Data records
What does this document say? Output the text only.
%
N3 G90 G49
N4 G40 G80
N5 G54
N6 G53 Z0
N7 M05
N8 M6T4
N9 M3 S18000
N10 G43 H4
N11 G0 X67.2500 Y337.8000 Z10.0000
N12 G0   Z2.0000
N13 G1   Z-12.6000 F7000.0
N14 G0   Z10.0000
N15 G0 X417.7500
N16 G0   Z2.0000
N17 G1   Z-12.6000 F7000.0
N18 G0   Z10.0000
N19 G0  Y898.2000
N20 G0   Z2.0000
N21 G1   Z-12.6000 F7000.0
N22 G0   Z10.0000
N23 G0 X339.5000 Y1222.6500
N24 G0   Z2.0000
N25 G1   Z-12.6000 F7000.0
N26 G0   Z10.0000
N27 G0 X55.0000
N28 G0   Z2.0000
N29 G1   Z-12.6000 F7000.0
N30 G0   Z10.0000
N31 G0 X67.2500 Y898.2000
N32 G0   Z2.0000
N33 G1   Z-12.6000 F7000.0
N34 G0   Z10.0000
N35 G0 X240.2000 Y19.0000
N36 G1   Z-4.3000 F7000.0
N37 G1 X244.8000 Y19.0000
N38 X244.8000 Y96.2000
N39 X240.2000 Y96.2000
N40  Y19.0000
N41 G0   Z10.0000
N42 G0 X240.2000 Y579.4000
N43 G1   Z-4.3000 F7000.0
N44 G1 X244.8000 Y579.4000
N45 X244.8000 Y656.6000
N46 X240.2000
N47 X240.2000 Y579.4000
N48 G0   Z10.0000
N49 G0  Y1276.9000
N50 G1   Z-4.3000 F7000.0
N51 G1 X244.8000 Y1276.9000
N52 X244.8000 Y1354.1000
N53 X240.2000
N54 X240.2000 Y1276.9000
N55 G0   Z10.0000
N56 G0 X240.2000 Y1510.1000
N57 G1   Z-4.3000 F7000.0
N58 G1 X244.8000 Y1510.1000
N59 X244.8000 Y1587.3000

**WHAT YOU ARE ASKED TO DO**
Every entry must be quoted exactly as it appears above.

**ANSWER TO THE PROBLEM**
What does this document say? Output the text only.
%
N3 G90 G49
N4 G40 G80
N5 G54
N6 G53 Z0
N7 M05
N8 M6T4
N9 M3 S18000
N10 G43 H4
N11 G0 X67.2500 Y337.8000 Z10.0000
N12 G0   Z2.0000
N13 G1   Z-12.6000 F7000.0
N14 G0   Z10.0000
N15 G0 X417.7500
N16 G0   Z2.0000
N17 G1   Z-12.6000 F7000.0
N18 G0   Z10.0000
N19 G0  Y898.2000
N20 G0   Z2.0000
N21 G1   Z-12.6000 F7000.0
N22 G0   Z10.0000
N23 G0 X339.5000 Y1222.6500
N24 G0   Z2.0000
N25 G1   Z-12.6000 F7000.0
N26 G0   Z10.0000
N27 G0 X55.0000
N28 G0   Z2.0000
N29 G1   Z-12.6000 F7000.0
N30 G0   Z10.0000
N31 G0 X67.2500 Y898.2000
N32 G0   Z2.0000
N33 G1   Z-12.6000 F7000.0
N34 G0   Z10.0000
N35 G0 X240.2000 Y19.0000
N36 G1   Z-4.3000 F7000.0
N37 G1 X244.8000 Y19.0000
N38 X244.8000 Y96.2000
N39 X240.2000 Y96.2000
N40  Y19.0000
N41 G0   Z10.0000
N42 G0 X240.2000 Y579.4000
N43 G1   Z-4.3000 F7000.0
N44 G1 X244.8000 Y579.4000
N45 X244.8000 Y656.6000
N46 X240.2000
N47 X240.2000 Y579.4000
N48 G0   Z10.0000
N49 G0  Y1276.9000
N50 G1   Z-4.3000 F7000.0
N51 G1 X244.8000 Y1276.9000
N52 X244.8000 Y1354.1000
N53 X240.2000
N54 X240.2000 Y1276.9000
N55 G0   Z10.0000
N56 G0 X240.2000 Y1510.1000
N57 G1   Z-4.3000 F7000.0
N58 G1 X244.8000 Y1510.1000
N59 X244.8000 Y1587.3000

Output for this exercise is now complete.